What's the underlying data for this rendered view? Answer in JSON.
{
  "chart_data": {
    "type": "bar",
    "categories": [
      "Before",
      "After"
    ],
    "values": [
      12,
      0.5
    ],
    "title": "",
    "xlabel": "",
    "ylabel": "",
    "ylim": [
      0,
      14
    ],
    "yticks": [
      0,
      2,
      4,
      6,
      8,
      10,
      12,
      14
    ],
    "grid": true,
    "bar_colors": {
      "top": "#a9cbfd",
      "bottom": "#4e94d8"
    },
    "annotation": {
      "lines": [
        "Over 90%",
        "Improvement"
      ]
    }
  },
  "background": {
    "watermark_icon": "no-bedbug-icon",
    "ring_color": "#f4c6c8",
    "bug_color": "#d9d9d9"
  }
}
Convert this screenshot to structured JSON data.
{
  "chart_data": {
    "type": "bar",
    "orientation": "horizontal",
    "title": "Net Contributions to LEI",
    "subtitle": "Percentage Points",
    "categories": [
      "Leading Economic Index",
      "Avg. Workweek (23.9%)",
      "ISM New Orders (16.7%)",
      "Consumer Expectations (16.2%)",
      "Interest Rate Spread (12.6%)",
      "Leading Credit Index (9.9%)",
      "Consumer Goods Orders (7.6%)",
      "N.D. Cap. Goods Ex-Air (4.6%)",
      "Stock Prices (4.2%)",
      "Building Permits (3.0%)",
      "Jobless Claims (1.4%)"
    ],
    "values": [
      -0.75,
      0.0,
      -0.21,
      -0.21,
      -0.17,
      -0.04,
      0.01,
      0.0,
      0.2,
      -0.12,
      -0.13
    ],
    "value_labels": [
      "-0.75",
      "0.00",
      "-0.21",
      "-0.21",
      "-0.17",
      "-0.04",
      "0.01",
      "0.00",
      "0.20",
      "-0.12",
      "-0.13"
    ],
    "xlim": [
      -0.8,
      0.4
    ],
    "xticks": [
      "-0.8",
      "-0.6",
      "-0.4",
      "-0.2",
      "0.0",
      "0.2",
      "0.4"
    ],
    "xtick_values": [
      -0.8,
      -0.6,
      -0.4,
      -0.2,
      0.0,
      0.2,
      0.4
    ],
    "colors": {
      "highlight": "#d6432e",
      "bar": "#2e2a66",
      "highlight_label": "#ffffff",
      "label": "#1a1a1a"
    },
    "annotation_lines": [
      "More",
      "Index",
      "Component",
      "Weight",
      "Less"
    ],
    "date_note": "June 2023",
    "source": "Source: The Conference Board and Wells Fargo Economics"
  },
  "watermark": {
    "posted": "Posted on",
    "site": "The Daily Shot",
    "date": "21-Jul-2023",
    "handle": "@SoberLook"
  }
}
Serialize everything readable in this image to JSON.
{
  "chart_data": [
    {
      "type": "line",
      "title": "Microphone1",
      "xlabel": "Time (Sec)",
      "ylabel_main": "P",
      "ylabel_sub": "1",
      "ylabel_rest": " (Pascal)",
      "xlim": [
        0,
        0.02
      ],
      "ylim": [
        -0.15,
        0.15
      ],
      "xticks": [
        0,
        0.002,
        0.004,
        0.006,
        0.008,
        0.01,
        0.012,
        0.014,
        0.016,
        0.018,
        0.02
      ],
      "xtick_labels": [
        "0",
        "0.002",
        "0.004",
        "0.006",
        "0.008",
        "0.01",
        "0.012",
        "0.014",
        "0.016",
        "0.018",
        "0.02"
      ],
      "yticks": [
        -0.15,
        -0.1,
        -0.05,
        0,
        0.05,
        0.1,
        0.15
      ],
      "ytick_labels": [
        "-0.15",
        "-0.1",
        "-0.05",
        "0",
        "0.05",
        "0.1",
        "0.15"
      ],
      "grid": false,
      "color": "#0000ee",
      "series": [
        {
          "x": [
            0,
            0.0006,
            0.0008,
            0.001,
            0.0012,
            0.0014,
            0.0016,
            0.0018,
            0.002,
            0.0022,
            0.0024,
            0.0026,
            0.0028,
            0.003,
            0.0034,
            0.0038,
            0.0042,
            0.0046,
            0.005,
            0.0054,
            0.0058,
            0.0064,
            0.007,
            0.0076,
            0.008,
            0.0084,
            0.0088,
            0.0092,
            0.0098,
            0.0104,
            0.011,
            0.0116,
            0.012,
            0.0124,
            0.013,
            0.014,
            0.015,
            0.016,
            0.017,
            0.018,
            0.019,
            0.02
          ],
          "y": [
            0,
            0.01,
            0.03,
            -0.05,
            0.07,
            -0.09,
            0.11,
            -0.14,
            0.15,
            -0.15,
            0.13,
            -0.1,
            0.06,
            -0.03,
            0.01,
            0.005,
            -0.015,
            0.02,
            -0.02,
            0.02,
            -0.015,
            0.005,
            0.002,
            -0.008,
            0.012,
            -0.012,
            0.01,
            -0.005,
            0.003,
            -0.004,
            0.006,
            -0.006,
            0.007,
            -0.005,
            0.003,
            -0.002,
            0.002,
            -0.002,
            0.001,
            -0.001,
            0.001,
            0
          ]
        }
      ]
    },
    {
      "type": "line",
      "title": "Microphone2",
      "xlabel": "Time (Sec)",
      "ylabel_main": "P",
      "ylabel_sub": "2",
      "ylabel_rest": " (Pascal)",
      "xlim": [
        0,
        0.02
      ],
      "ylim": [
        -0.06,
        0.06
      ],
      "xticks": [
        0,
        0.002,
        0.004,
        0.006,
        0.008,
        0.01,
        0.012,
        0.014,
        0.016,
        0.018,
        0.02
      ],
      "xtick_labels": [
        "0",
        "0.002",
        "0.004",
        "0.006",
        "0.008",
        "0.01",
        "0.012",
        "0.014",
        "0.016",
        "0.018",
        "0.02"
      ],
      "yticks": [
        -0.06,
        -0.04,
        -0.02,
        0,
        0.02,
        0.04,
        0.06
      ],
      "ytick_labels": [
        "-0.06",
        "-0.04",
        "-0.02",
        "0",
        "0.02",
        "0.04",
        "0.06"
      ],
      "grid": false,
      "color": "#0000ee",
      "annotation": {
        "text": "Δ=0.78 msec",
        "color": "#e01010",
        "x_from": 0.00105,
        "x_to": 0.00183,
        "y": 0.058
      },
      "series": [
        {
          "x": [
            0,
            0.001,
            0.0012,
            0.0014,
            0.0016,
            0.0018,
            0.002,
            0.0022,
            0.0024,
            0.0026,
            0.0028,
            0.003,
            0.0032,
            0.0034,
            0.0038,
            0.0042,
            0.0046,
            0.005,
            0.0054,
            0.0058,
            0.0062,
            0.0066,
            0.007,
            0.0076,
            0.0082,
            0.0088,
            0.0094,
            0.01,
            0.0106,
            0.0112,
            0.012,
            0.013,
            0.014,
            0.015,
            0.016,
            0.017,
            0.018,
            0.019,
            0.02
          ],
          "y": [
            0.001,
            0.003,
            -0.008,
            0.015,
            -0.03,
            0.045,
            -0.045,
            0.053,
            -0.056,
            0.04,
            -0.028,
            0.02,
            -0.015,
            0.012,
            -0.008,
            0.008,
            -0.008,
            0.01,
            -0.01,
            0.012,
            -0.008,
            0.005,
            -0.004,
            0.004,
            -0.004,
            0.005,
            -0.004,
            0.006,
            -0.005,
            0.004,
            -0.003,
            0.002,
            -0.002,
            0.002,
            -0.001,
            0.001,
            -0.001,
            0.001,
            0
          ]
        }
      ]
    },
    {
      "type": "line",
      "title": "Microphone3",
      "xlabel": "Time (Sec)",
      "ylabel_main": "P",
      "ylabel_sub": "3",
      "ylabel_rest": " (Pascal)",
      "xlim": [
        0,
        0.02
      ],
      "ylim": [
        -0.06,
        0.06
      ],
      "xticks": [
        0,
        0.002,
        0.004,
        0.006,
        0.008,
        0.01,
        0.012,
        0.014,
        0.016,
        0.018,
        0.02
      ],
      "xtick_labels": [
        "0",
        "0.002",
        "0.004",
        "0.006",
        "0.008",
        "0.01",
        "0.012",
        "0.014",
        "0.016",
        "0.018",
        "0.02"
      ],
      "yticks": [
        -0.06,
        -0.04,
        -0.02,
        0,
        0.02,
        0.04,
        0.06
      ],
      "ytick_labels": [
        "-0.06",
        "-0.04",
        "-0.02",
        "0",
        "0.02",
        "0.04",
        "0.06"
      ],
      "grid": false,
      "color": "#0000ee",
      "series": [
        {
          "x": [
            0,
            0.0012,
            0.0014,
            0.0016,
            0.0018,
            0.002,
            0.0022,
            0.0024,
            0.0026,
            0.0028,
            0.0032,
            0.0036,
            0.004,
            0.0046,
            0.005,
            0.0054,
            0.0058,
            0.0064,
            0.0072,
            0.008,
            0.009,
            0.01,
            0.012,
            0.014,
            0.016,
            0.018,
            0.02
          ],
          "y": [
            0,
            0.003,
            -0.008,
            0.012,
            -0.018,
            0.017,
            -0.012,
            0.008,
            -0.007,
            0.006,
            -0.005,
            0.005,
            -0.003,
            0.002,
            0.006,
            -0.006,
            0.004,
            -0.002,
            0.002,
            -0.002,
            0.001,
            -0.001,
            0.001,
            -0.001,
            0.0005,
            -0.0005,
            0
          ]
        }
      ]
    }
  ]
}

* * *

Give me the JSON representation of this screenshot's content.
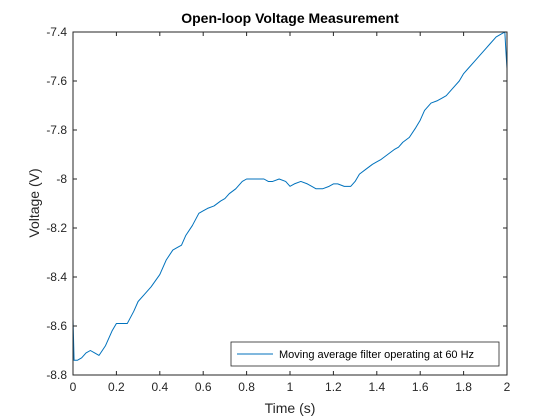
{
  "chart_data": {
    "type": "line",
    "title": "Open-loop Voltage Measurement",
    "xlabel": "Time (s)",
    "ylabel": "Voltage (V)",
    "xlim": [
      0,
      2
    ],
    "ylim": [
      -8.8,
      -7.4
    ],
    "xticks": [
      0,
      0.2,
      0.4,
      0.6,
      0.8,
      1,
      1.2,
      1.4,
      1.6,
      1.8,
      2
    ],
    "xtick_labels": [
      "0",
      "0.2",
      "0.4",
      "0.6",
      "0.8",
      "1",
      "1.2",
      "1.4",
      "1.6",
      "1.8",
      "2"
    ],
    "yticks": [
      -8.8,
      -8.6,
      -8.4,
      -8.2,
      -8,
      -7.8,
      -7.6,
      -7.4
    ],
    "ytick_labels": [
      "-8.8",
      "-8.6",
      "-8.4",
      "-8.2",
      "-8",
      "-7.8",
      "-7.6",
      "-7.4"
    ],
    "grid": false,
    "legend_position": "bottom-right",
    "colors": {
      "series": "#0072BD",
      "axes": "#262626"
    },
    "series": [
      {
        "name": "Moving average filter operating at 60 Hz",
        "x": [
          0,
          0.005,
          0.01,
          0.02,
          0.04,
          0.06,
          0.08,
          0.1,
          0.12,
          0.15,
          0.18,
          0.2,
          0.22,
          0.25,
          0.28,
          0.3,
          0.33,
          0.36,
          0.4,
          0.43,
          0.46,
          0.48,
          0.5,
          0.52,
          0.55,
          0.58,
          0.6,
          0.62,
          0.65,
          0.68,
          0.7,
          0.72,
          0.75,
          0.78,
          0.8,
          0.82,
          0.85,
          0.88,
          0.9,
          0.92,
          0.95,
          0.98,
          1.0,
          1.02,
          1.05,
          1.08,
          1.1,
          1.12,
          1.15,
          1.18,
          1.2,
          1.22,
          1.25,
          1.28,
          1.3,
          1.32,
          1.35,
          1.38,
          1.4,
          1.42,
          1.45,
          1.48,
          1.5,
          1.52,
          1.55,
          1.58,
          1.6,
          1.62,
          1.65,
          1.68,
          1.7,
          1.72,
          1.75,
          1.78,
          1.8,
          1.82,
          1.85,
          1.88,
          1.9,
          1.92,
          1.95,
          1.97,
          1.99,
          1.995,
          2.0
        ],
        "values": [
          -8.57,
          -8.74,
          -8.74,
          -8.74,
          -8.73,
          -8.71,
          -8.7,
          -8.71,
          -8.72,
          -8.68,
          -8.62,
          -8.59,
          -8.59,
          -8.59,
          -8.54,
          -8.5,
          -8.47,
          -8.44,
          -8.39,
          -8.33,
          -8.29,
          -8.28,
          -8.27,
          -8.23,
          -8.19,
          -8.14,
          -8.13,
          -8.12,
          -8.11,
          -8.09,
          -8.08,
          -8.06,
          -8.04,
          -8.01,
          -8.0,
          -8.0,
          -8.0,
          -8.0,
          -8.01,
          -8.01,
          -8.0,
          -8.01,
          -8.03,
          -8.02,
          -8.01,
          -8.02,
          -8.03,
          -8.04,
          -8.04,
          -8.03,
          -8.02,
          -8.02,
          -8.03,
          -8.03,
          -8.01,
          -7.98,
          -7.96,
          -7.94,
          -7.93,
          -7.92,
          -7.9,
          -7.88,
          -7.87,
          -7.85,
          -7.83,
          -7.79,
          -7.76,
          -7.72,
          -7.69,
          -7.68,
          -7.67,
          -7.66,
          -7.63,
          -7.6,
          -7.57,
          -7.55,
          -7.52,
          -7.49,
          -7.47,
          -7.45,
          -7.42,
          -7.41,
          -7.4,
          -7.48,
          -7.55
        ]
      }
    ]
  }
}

**What to work on**
Copy every line from the records above that contains the word "screenshot".

**Output for this task**
Convert this screenshot to structured JSON data.
Give me the JSON representation of this screenshot's content.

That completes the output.